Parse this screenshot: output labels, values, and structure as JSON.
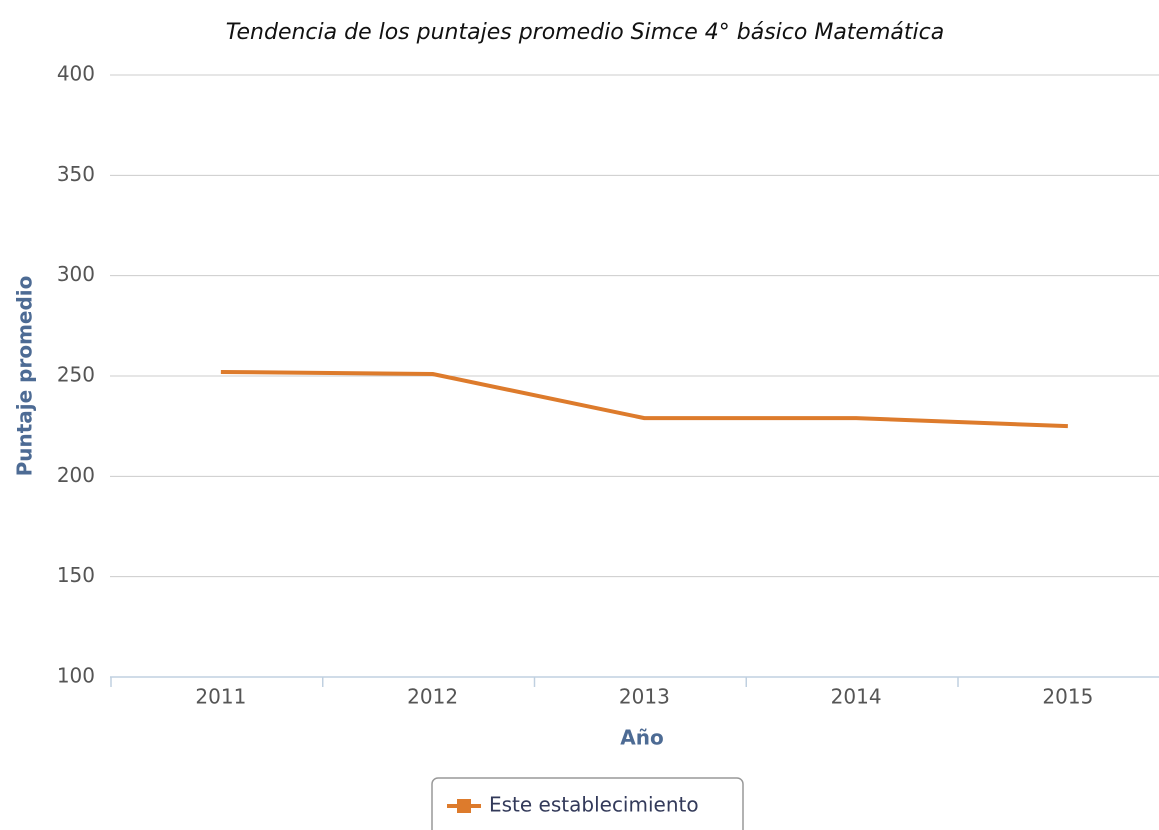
{
  "chart_data": {
    "type": "line",
    "title": "Tendencia de los puntajes promedio Simce 4° básico Matemática",
    "x_label": "Año",
    "y_label": "Puntaje promedio",
    "categories": [
      "2011",
      "2012",
      "2013",
      "2014",
      "2015"
    ],
    "series": [
      {
        "name": "Este establecimiento",
        "color": "#dd7b2c",
        "values": [
          252,
          251,
          229,
          229,
          225
        ]
      }
    ],
    "ylim": [
      100,
      400
    ],
    "yticks": [
      100,
      150,
      200,
      250,
      300,
      350,
      400
    ],
    "grid": true,
    "legend": "bottom"
  }
}
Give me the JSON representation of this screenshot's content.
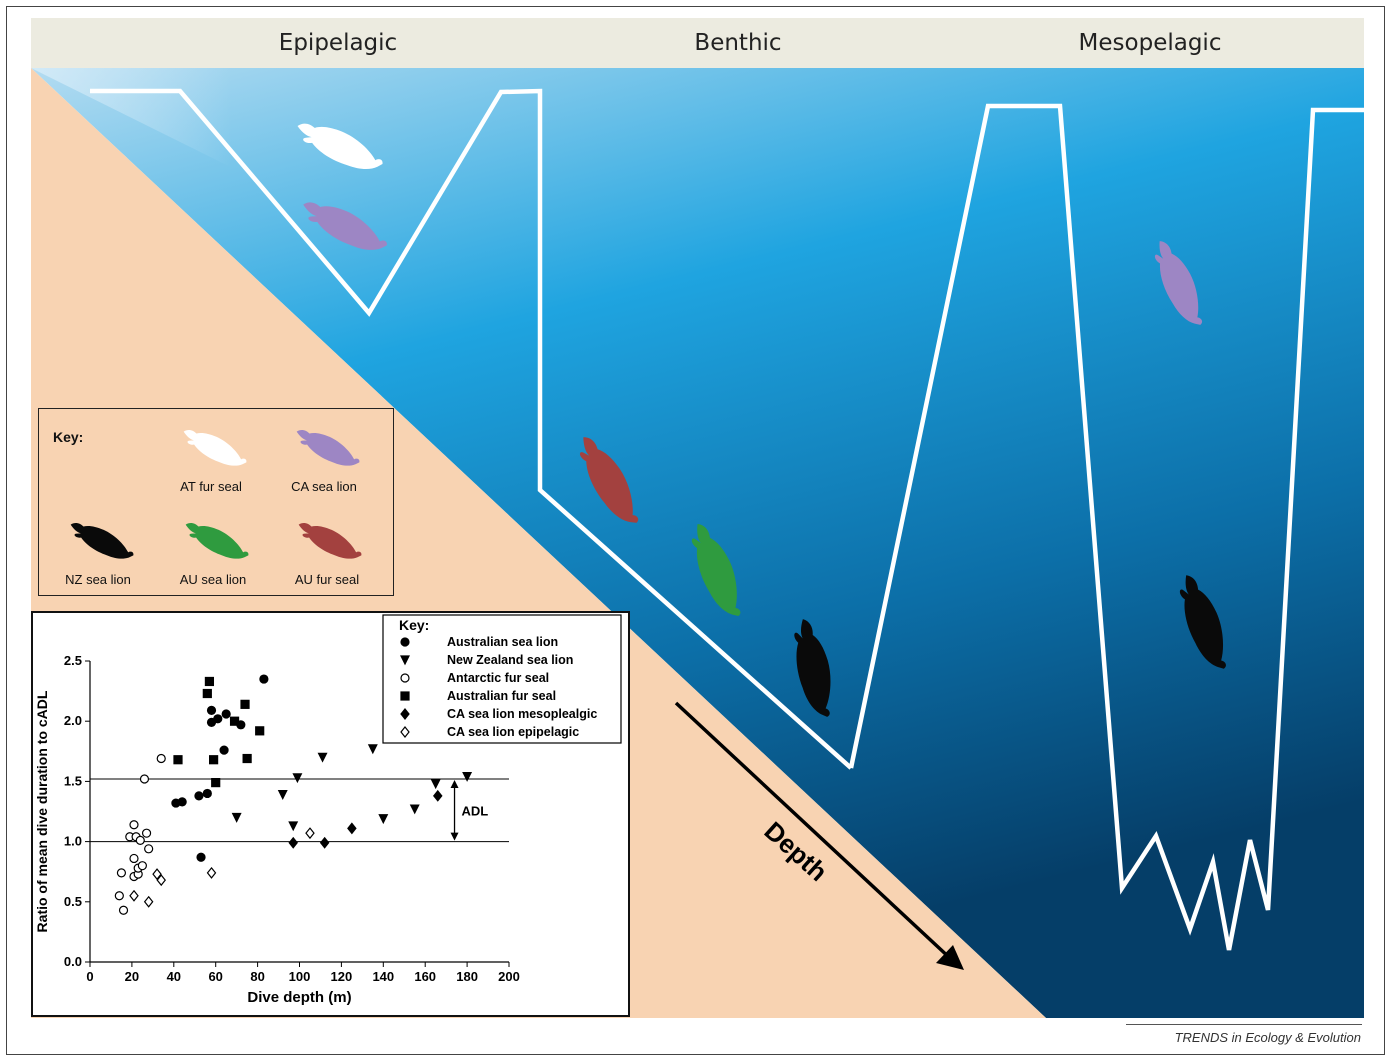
{
  "zones": {
    "epipelagic": "Epipelagic",
    "benthic": "Benthic",
    "mesopelagic": "Mesopelagic"
  },
  "depth_label": "Depth",
  "colors": {
    "header_band": "#ecebe0",
    "land": "#f8d3b2",
    "water_top": "#a9d7f0",
    "water_mid": "#1a9ddc",
    "water_deep": "#07426e",
    "dive_path": "#ffffff",
    "at_fur_seal": "#ffffff",
    "ca_sea_lion": "#9d86c4",
    "nz_sea_lion": "#0a0a0a",
    "au_sea_lion": "#2f9b3f",
    "au_fur_seal": "#a3413f"
  },
  "animal_key": {
    "title": "Key:",
    "items": [
      {
        "label": "AT fur seal",
        "icon": "seal-silhouette-icon"
      },
      {
        "label": "CA sea lion",
        "icon": "sea-lion-silhouette-icon"
      },
      {
        "label": "NZ sea lion",
        "icon": "sea-lion-silhouette-icon"
      },
      {
        "label": "AU sea lion",
        "icon": "sea-lion-silhouette-icon"
      },
      {
        "label": "AU fur seal",
        "icon": "seal-silhouette-icon"
      }
    ]
  },
  "chart_data": {
    "type": "scatter",
    "xlabel": "Dive depth (m)",
    "ylabel": "Ratio of mean dive duration to cADL",
    "xlim": [
      0,
      200
    ],
    "ylim": [
      0,
      2.5
    ],
    "xticks": [
      "0",
      "20",
      "40",
      "60",
      "80",
      "100",
      "120",
      "140",
      "160",
      "180",
      "200"
    ],
    "yticks": [
      "0.0",
      "0.5",
      "1.0",
      "1.5",
      "2.0",
      "2.5"
    ],
    "reference_lines": [
      1.0,
      1.52
    ],
    "adl_label": "ADL",
    "legend_title": "Key:",
    "legend_position": "top-right",
    "series": [
      {
        "name": "Australian sea lion",
        "marker": "circle-filled",
        "points": [
          [
            41,
            1.32
          ],
          [
            44,
            1.33
          ],
          [
            52,
            1.38
          ],
          [
            56,
            1.4
          ],
          [
            53,
            0.87
          ],
          [
            58,
            2.09
          ],
          [
            58,
            1.99
          ],
          [
            61,
            2.02
          ],
          [
            64,
            1.76
          ],
          [
            65,
            2.06
          ],
          [
            72,
            1.97
          ],
          [
            83,
            2.35
          ]
        ]
      },
      {
        "name": "New Zealand sea lion",
        "marker": "triangle-down-filled",
        "points": [
          [
            70,
            1.2
          ],
          [
            92,
            1.39
          ],
          [
            97,
            1.13
          ],
          [
            99,
            1.53
          ],
          [
            111,
            1.7
          ],
          [
            135,
            1.77
          ],
          [
            140,
            1.19
          ],
          [
            155,
            1.27
          ],
          [
            165,
            1.48
          ],
          [
            180,
            1.54
          ]
        ]
      },
      {
        "name": "Antarctic fur seal",
        "marker": "circle-open",
        "points": [
          [
            14,
            0.55
          ],
          [
            16,
            0.43
          ],
          [
            15,
            0.74
          ],
          [
            19,
            1.04
          ],
          [
            21,
            1.14
          ],
          [
            22,
            1.04
          ],
          [
            21,
            0.71
          ],
          [
            21,
            0.86
          ],
          [
            23,
            0.73
          ],
          [
            23,
            0.78
          ],
          [
            24,
            1.01
          ],
          [
            25,
            0.8
          ],
          [
            27,
            1.07
          ],
          [
            28,
            0.94
          ],
          [
            26,
            1.52
          ],
          [
            34,
            1.69
          ]
        ]
      },
      {
        "name": "Australian fur seal",
        "marker": "square-filled",
        "points": [
          [
            42,
            1.68
          ],
          [
            56,
            2.23
          ],
          [
            57,
            2.33
          ],
          [
            59,
            1.68
          ],
          [
            60,
            1.49
          ],
          [
            69,
            2.0
          ],
          [
            74,
            2.14
          ],
          [
            75,
            1.69
          ],
          [
            81,
            1.92
          ]
        ]
      },
      {
        "name": "CA sea lion mesoplealgic",
        "marker": "diamond-filled",
        "points": [
          [
            97,
            0.99
          ],
          [
            112,
            0.99
          ],
          [
            125,
            1.11
          ],
          [
            166,
            1.38
          ]
        ]
      },
      {
        "name": "CA sea lion epipelagic",
        "marker": "diamond-open",
        "points": [
          [
            21,
            0.55
          ],
          [
            28,
            0.5
          ],
          [
            32,
            0.73
          ],
          [
            34,
            0.68
          ],
          [
            58,
            0.74
          ],
          [
            105,
            1.07
          ]
        ]
      }
    ]
  },
  "footer": "TRENDS in Ecology & Evolution"
}
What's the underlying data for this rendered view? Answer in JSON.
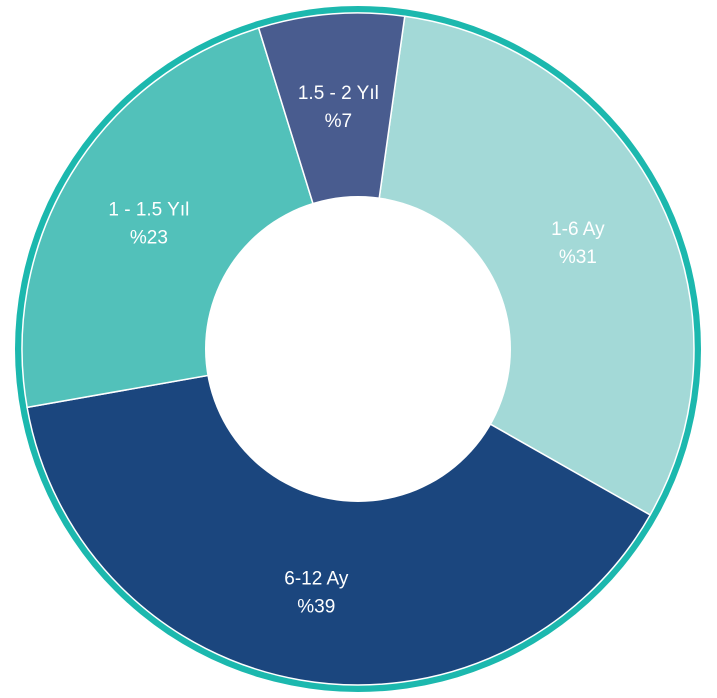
{
  "chart_data": {
    "type": "donut",
    "title": "",
    "slices": [
      {
        "category": "1-6 Ay",
        "value": 31,
        "value_label": "%31",
        "color": "#A3D9D7"
      },
      {
        "category": "6-12 Ay",
        "value": 39,
        "value_label": "%39",
        "color": "#1B467E"
      },
      {
        "category": "1 - 1.5 Yıl",
        "value": 23,
        "value_label": "%23",
        "color": "#52C1BA"
      },
      {
        "category": "1.5 - 2 Yıl",
        "value": 7,
        "value_label": "%7",
        "color": "#495C8F"
      }
    ],
    "ring_color": "#1CB8AE",
    "legend": "none"
  }
}
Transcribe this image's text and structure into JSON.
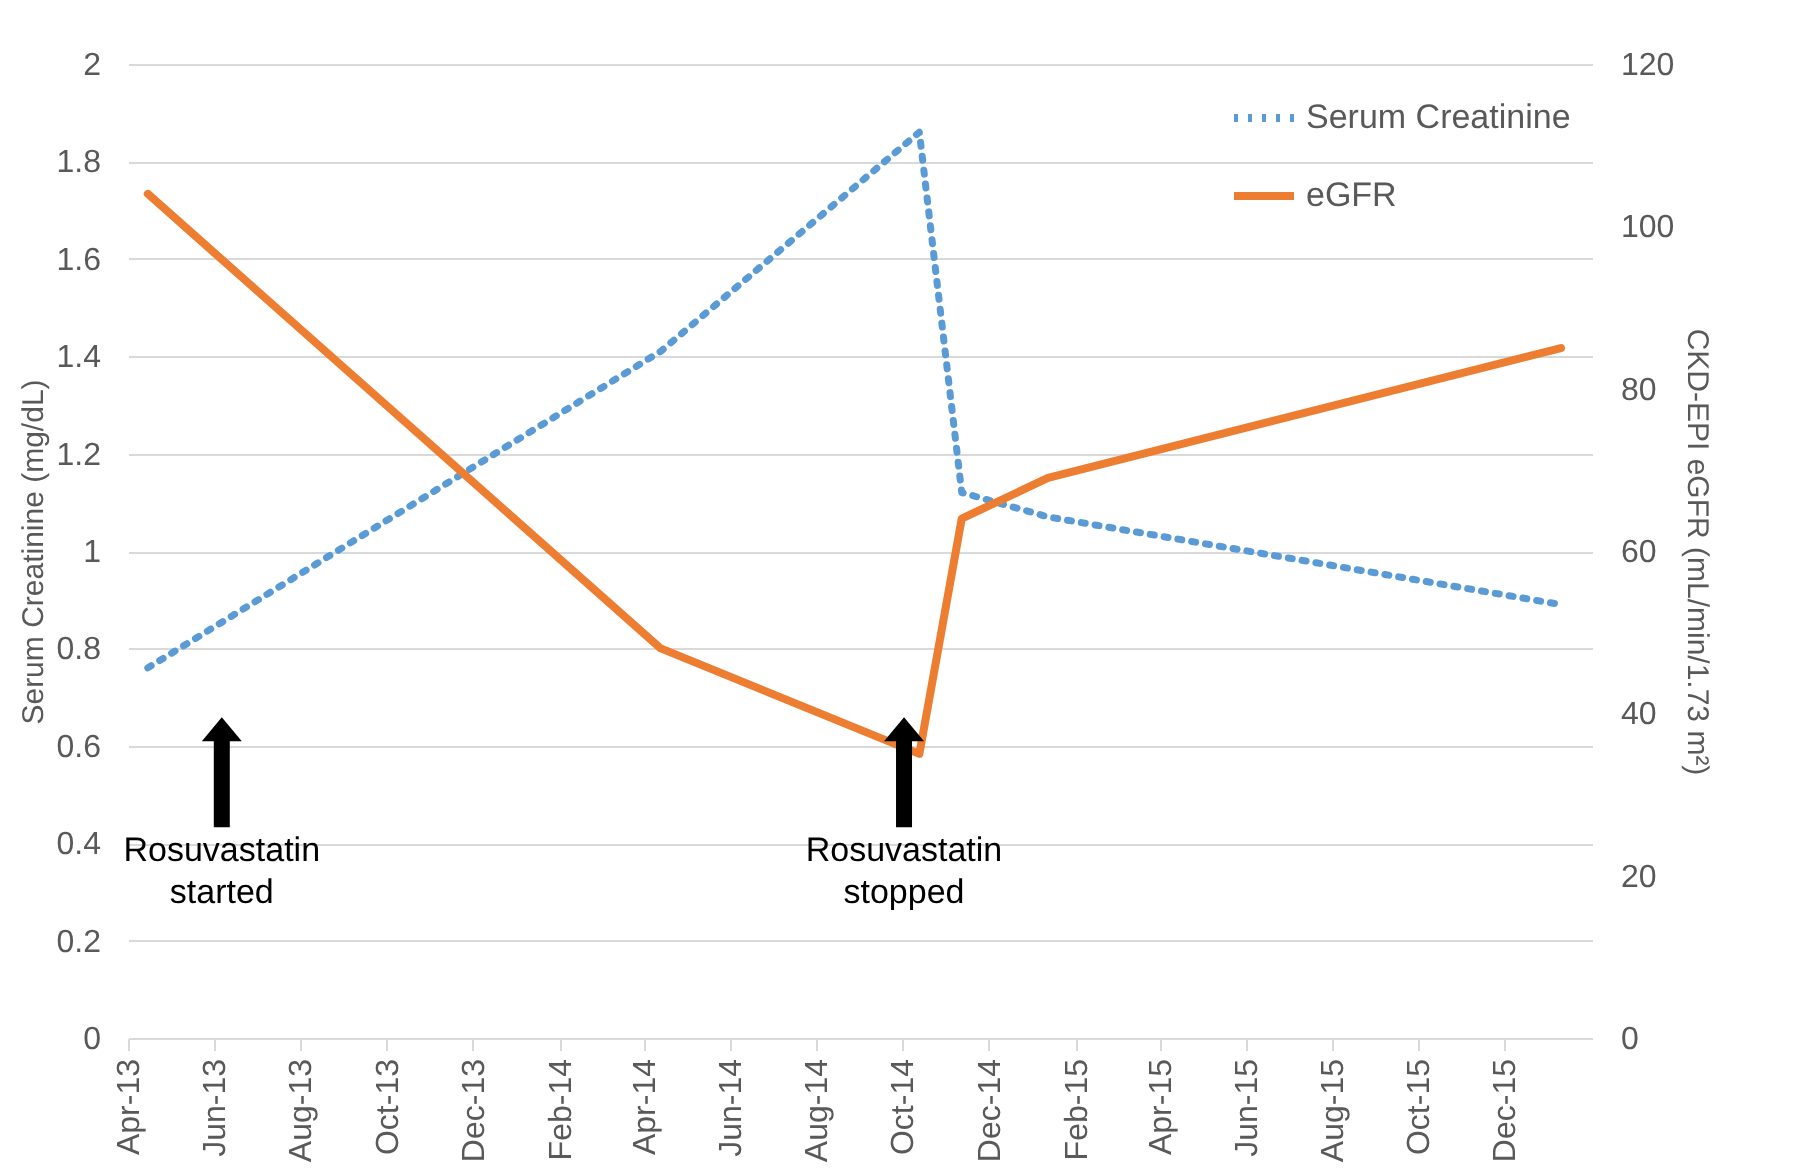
{
  "chart_data": {
    "type": "line",
    "ylabel": "Serum Creatinine (mg/dL)",
    "y2label": "CKD-EPI eGFR (mL/min/1.73 m²)",
    "series": [
      {
        "name": "Serum Creatinine",
        "color": "#5b9bd5",
        "line_style": "dotted",
        "x": [
          "2013-04-15",
          "2014-04-13",
          "2014-10-13",
          "2014-11-12",
          "2015-01-12",
          "2016-01-10"
        ],
        "values": [
          0.76,
          1.41,
          1.86,
          1.12,
          1.07,
          0.89
        ]
      },
      {
        "name": "eGFR",
        "color": "#ed7d31",
        "line_style": "solid",
        "axis": "y2",
        "x": [
          "2013-04-15",
          "2014-04-13",
          "2014-10-13",
          "2014-11-12",
          "2015-01-12",
          "2016-01-10"
        ],
        "values": [
          104,
          48,
          35,
          64,
          69,
          85
        ]
      }
    ],
    "xlim": [
      "2013-04-01",
      "2016-02-01"
    ],
    "xticks": [
      {
        "value": "2013-04-01",
        "label": "Apr-13"
      },
      {
        "value": "2013-06-01",
        "label": "Jun-13"
      },
      {
        "value": "2013-08-01",
        "label": "Aug-13"
      },
      {
        "value": "2013-10-01",
        "label": "Oct-13"
      },
      {
        "value": "2013-12-01",
        "label": "Dec-13"
      },
      {
        "value": "2014-02-01",
        "label": "Feb-14"
      },
      {
        "value": "2014-04-01",
        "label": "Apr-14"
      },
      {
        "value": "2014-06-01",
        "label": "Jun-14"
      },
      {
        "value": "2014-08-01",
        "label": "Aug-14"
      },
      {
        "value": "2014-10-01",
        "label": "Oct-14"
      },
      {
        "value": "2014-12-01",
        "label": "Dec-14"
      },
      {
        "value": "2015-02-01",
        "label": "Feb-15"
      },
      {
        "value": "2015-04-01",
        "label": "Apr-15"
      },
      {
        "value": "2015-06-01",
        "label": "Jun-15"
      },
      {
        "value": "2015-08-01",
        "label": "Aug-15"
      },
      {
        "value": "2015-10-01",
        "label": "Oct-15"
      },
      {
        "value": "2015-12-01",
        "label": "Dec-15"
      }
    ],
    "ylim": [
      0,
      2
    ],
    "yticks": [
      0,
      0.2,
      0.4,
      0.6,
      0.8,
      1,
      1.2,
      1.4,
      1.6,
      1.8,
      2
    ],
    "y2lim": [
      0,
      120
    ],
    "y2ticks": [
      0,
      20,
      40,
      60,
      80,
      100,
      120
    ],
    "grid": "y",
    "legend": "top right",
    "marker": "none",
    "annotations": [
      "Rosuvastatin started",
      "Rosuvastatin stopped"
    ]
  }
}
= = =
**WHAT THE EXERCISE ASKS**
Gather each line of the listing containing the word "right" and show it.

**SOLUTION FOR THIS EXERCISE**
    "legend_position": "top-right",
    "legend": "top right",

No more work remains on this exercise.